Stated goal: State the number of lines with the string "Billion" in them, and nothing else.

Data:
★ ★ ★

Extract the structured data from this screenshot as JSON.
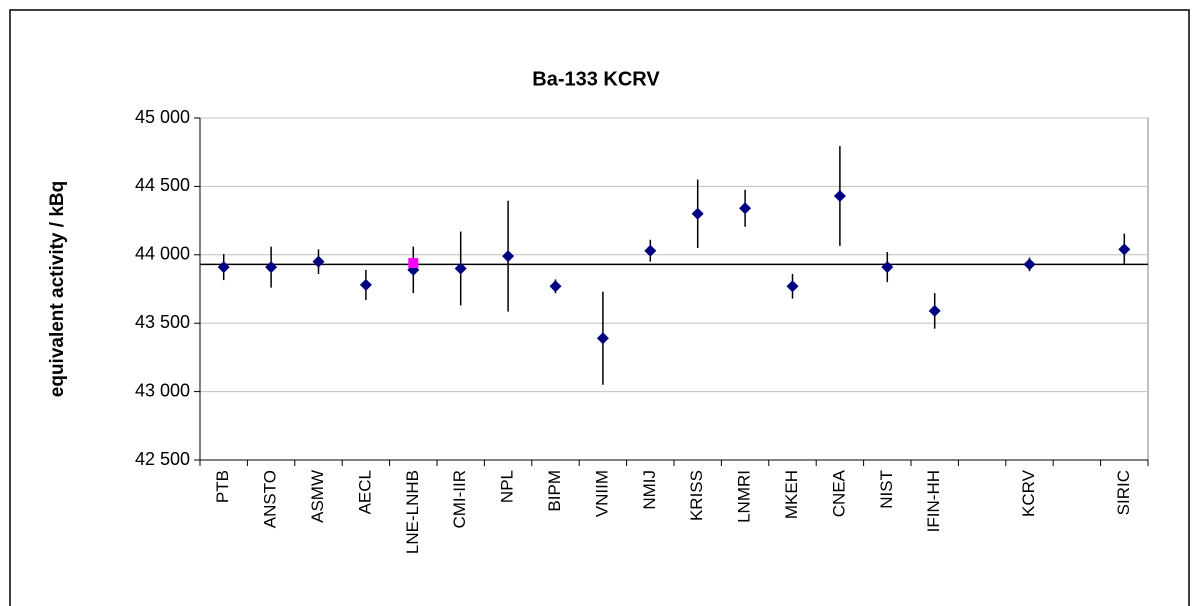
{
  "chart_data": {
    "type": "errorbar",
    "title": "Ba-133 KCRV",
    "ylabel": "equivalent activity / kBq",
    "categories": [
      "PTB",
      "ANSTO",
      "ASMW",
      "AECL",
      "LNE-LNHB",
      "CMI-IIR",
      "NPL",
      "BIPM",
      "VNIIM",
      "NMIJ",
      "KRISS",
      "LNMRI",
      "MKEH",
      "CNEA",
      "NIST",
      "IFIN-HH",
      null,
      "KCRV",
      null,
      "SIRIC"
    ],
    "series": [
      {
        "color": "#000080",
        "marker": "diamond",
        "values": [
          43910,
          43910,
          43950,
          43780,
          43890,
          43900,
          43990,
          43770,
          43390,
          44030,
          44300,
          44340,
          43770,
          44430,
          43910,
          43590,
          null,
          43930,
          null,
          44040
        ],
        "errors": [
          95,
          150,
          90,
          110,
          170,
          270,
          405,
          50,
          340,
          80,
          250,
          135,
          90,
          365,
          110,
          130,
          null,
          50,
          null,
          115
        ]
      },
      {
        "color": "#ff00ff",
        "marker": "square",
        "values": [
          null,
          null,
          null,
          null,
          43940,
          null,
          null,
          null,
          null,
          null,
          null,
          null,
          null,
          null,
          null,
          null,
          null,
          null,
          null,
          null
        ]
      }
    ],
    "reference_line": 43930,
    "ylim": [
      42500,
      45000
    ],
    "yticks": [
      {
        "value": 42500,
        "label": "42 500"
      },
      {
        "value": 43000,
        "label": "43 000"
      },
      {
        "value": 43500,
        "label": "43 500"
      },
      {
        "value": 44000,
        "label": "44 000"
      },
      {
        "value": 44500,
        "label": "44 500"
      },
      {
        "value": 45000,
        "label": "45 000"
      }
    ],
    "grid": true
  }
}
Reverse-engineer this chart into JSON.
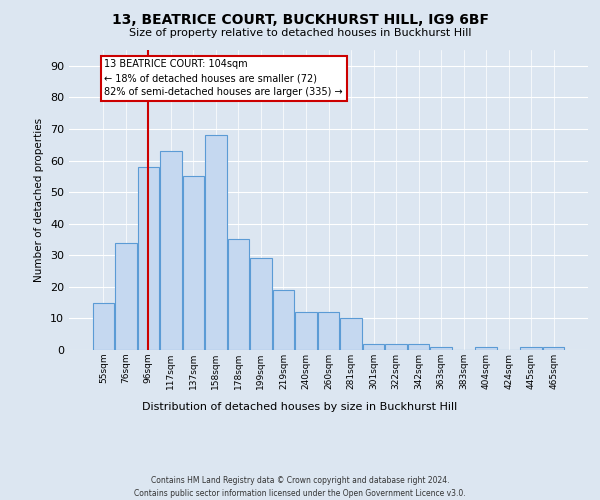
{
  "title": "13, BEATRICE COURT, BUCKHURST HILL, IG9 6BF",
  "subtitle": "Size of property relative to detached houses in Buckhurst Hill",
  "xlabel": "Distribution of detached houses by size in Buckhurst Hill",
  "ylabel": "Number of detached properties",
  "footer_line1": "Contains HM Land Registry data © Crown copyright and database right 2024.",
  "footer_line2": "Contains public sector information licensed under the Open Government Licence v3.0.",
  "categories": [
    "55sqm",
    "76sqm",
    "96sqm",
    "117sqm",
    "137sqm",
    "158sqm",
    "178sqm",
    "199sqm",
    "219sqm",
    "240sqm",
    "260sqm",
    "281sqm",
    "301sqm",
    "322sqm",
    "342sqm",
    "363sqm",
    "383sqm",
    "404sqm",
    "424sqm",
    "445sqm",
    "465sqm"
  ],
  "values": [
    15,
    34,
    58,
    63,
    55,
    68,
    35,
    29,
    19,
    12,
    12,
    10,
    2,
    2,
    2,
    1,
    0,
    1,
    0,
    1,
    1
  ],
  "bar_color": "#c5d8f0",
  "bar_edge_color": "#5b9bd5",
  "background_color": "#dce6f1",
  "plot_bg_color": "#dce6f1",
  "red_line_index": 2,
  "annotation_line1": "13 BEATRICE COURT: 104sqm",
  "annotation_line2": "← 18% of detached houses are smaller (72)",
  "annotation_line3": "82% of semi-detached houses are larger (335) →",
  "annotation_box_color": "#ffffff",
  "annotation_box_edge": "#cc0000",
  "red_line_color": "#cc0000",
  "ylim": [
    0,
    95
  ],
  "yticks": [
    0,
    10,
    20,
    30,
    40,
    50,
    60,
    70,
    80,
    90
  ]
}
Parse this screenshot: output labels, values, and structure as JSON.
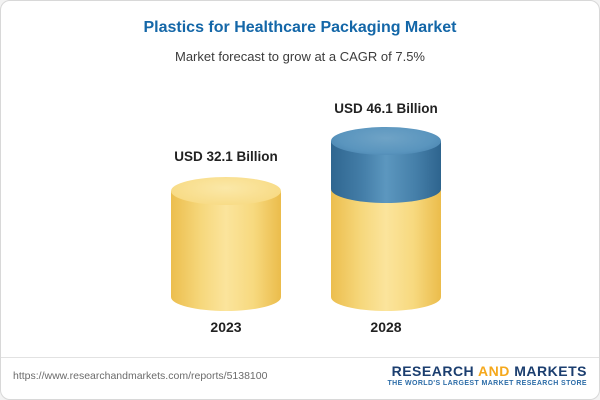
{
  "chart": {
    "title": "Plastics for Healthcare Packaging Market",
    "subtitle": "Market forecast to grow at a CAGR of 7.5%"
  },
  "chart_data": {
    "type": "bar",
    "categories": [
      "2023",
      "2028"
    ],
    "values": [
      32.1,
      46.1
    ],
    "unit": "USD Billion",
    "value_labels": [
      "USD 32.1 Billion",
      "USD 46.1 Billion"
    ],
    "title": "Plastics for Healthcare Packaging Market",
    "subtitle": "Market forecast to grow at a CAGR of 7.5%",
    "cagr_percent": 7.5,
    "legend_position": "none",
    "grid": false,
    "colors": {
      "base_segment": "#F6D87D",
      "growth_segment": "#457FA9",
      "title_text": "#1467A8"
    },
    "notes": "2028 cylinder shows base (yellow) plus incremental growth (blue) stacked segment"
  },
  "footer": {
    "url": "https://www.researchandmarkets.com/reports/5138100",
    "logo": {
      "research": "RESEARCH ",
      "and": "AND",
      "markets": " MARKETS",
      "tagline": "THE WORLD'S LARGEST MARKET RESEARCH STORE"
    }
  }
}
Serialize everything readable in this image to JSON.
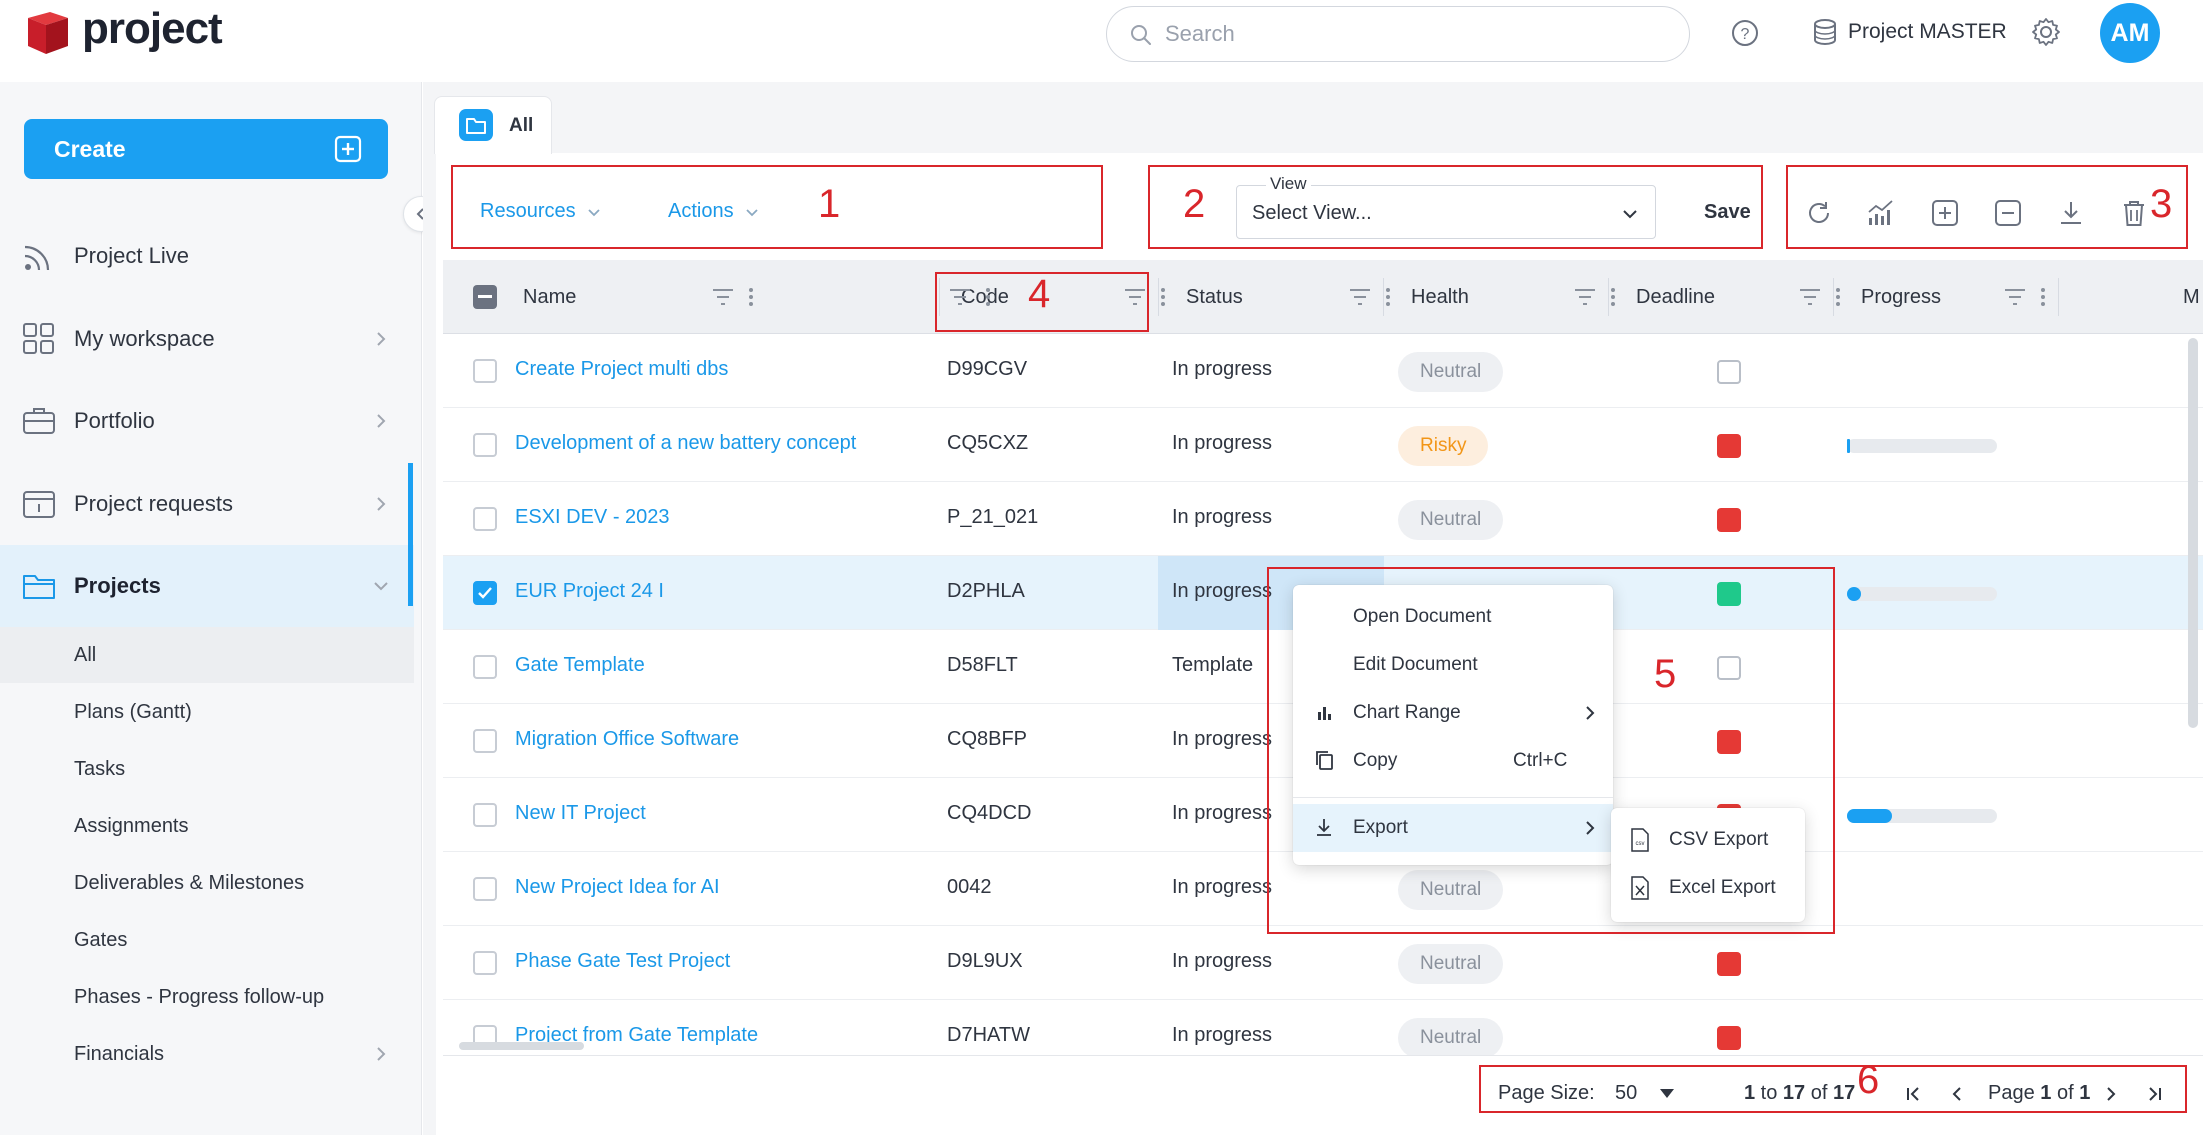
{
  "app": {
    "logo_text": "project"
  },
  "header": {
    "search_placeholder": "Search",
    "workspace_label": "Project MASTER",
    "avatar_initials": "AM"
  },
  "sidebar": {
    "create_label": "Create",
    "items": [
      {
        "label": "Project Live",
        "icon": "rss-icon"
      },
      {
        "label": "My workspace",
        "icon": "grid-icon"
      },
      {
        "label": "Portfolio",
        "icon": "briefcase-icon"
      },
      {
        "label": "Project requests",
        "icon": "request-icon"
      },
      {
        "label": "Projects",
        "icon": "folder-icon"
      }
    ],
    "sub_items": [
      {
        "label": "All"
      },
      {
        "label": "Plans (Gantt)"
      },
      {
        "label": "Tasks"
      },
      {
        "label": "Assignments"
      },
      {
        "label": "Deliverables & Milestones"
      },
      {
        "label": "Gates"
      },
      {
        "label": "Phases - Progress follow-up"
      },
      {
        "label": "Financials"
      }
    ]
  },
  "tab": {
    "label": "All"
  },
  "toolbar": {
    "resources_label": "Resources",
    "actions_label": "Actions",
    "view_label": "View",
    "view_value": "Select View...",
    "save_label": "Save"
  },
  "annotations": {
    "a1": "1",
    "a2": "2",
    "a3": "3",
    "a4": "4",
    "a5": "5",
    "a6": "6"
  },
  "grid": {
    "columns": [
      "Name",
      "Code",
      "Status",
      "Health",
      "Deadline",
      "Progress",
      "M"
    ],
    "rows": [
      {
        "name": "Create Project multi dbs",
        "code": "D99CGV",
        "status": "In progress",
        "health": "Neutral",
        "deadline": "empty",
        "progress": null,
        "selected": false
      },
      {
        "name": "Development of a new battery concept",
        "code": "CQ5CXZ",
        "status": "In progress",
        "health": "Risky",
        "deadline": "red",
        "progress": 0.02,
        "selected": false
      },
      {
        "name": "ESXI DEV - 2023",
        "code": "P_21_021",
        "status": "In progress",
        "health": "Neutral",
        "deadline": "red",
        "progress": null,
        "selected": false
      },
      {
        "name": "EUR Project 24 I",
        "code": "D2PHLA",
        "status": "In progress",
        "health": "",
        "deadline": "green",
        "progress": 0.06,
        "selected": true
      },
      {
        "name": "Gate Template",
        "code": "D58FLT",
        "status": "Template",
        "health": "",
        "deadline": "empty",
        "progress": null,
        "selected": false
      },
      {
        "name": "Migration Office Software",
        "code": "CQ8BFP",
        "status": "In progress",
        "health": "",
        "deadline": "red",
        "progress": null,
        "selected": false
      },
      {
        "name": "New IT Project",
        "code": "CQ4DCD",
        "status": "In progress",
        "health": "",
        "deadline": "red",
        "progress": 0.3,
        "selected": false
      },
      {
        "name": "New Project Idea for AI",
        "code": "0042",
        "status": "In progress",
        "health": "Neutral",
        "deadline": "none",
        "progress": null,
        "selected": false
      },
      {
        "name": "Phase Gate Test Project",
        "code": "D9L9UX",
        "status": "In progress",
        "health": "Neutral",
        "deadline": "red",
        "progress": null,
        "selected": false
      },
      {
        "name": "Project from Gate Template",
        "code": "D7HATW",
        "status": "In progress",
        "health": "Neutral",
        "deadline": "red",
        "progress": null,
        "selected": false
      }
    ]
  },
  "context_menu": {
    "items": [
      {
        "label": "Open Document",
        "shortcut": ""
      },
      {
        "label": "Edit Document",
        "shortcut": ""
      },
      {
        "label": "Chart Range",
        "shortcut": ""
      },
      {
        "label": "Copy",
        "shortcut": "Ctrl+C"
      },
      {
        "label": "Export",
        "shortcut": ""
      }
    ],
    "submenu": [
      {
        "label": "CSV Export"
      },
      {
        "label": "Excel Export"
      }
    ]
  },
  "pagination": {
    "page_size_label": "Page Size:",
    "page_size": "50",
    "range_from": "1",
    "range_to": "17",
    "range_total": "17",
    "page_current": "1",
    "page_total": "1",
    "to_word": " to ",
    "of_word": " of ",
    "page_word": "Page "
  },
  "colors": {
    "accent": "#1ba0f2",
    "deadline_red": "#e53935",
    "deadline_green": "#1fc98b",
    "annotation_red": "#d9262b"
  }
}
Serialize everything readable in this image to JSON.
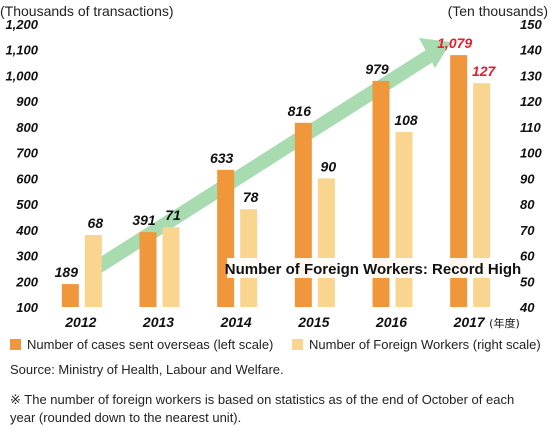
{
  "chart_data": {
    "type": "bar",
    "left_axis_unit": "(Thousands of transactions)",
    "right_axis_unit": "(Ten thousands)",
    "categories": [
      "2012",
      "2013",
      "2014",
      "2015",
      "2016",
      "2017"
    ],
    "year_suffix": "(年度)",
    "left_ticks": [
      "100",
      "200",
      "300",
      "400",
      "500",
      "600",
      "700",
      "800",
      "900",
      "1,000",
      "1,100",
      "1,200"
    ],
    "right_ticks": [
      "40",
      "50",
      "60",
      "70",
      "80",
      "90",
      "100",
      "110",
      "120",
      "130",
      "140",
      "150"
    ],
    "left_ylim": [
      100,
      1200
    ],
    "right_ylim": [
      40,
      150
    ],
    "series": [
      {
        "name": "Number of cases sent overseas (left scale)",
        "axis": "left",
        "color": "#f0963b",
        "values": [
          189,
          391,
          633,
          816,
          979,
          1079
        ],
        "labels": [
          "189",
          "391",
          "633",
          "816",
          "979",
          "1,079"
        ]
      },
      {
        "name": "Number of Foreign Workers (right scale)",
        "axis": "right",
        "color": "#fad590",
        "values": [
          68,
          71,
          78,
          90,
          108,
          127
        ],
        "labels": [
          "68",
          "71",
          "78",
          "90",
          "108",
          "127"
        ]
      }
    ],
    "highlight_color": "#e5202e",
    "trend_color": "#a8dbb0",
    "annotation": "Number of Foreign Workers: Record High",
    "grid": false
  },
  "footer": {
    "source": "Source: Ministry of Health, Labour and Welfare.",
    "note": "※ The number of foreign workers is based on statistics as of the end of October of each year (rounded down to the nearest unit)."
  }
}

★ ★ ★

Answer to the exercise: 3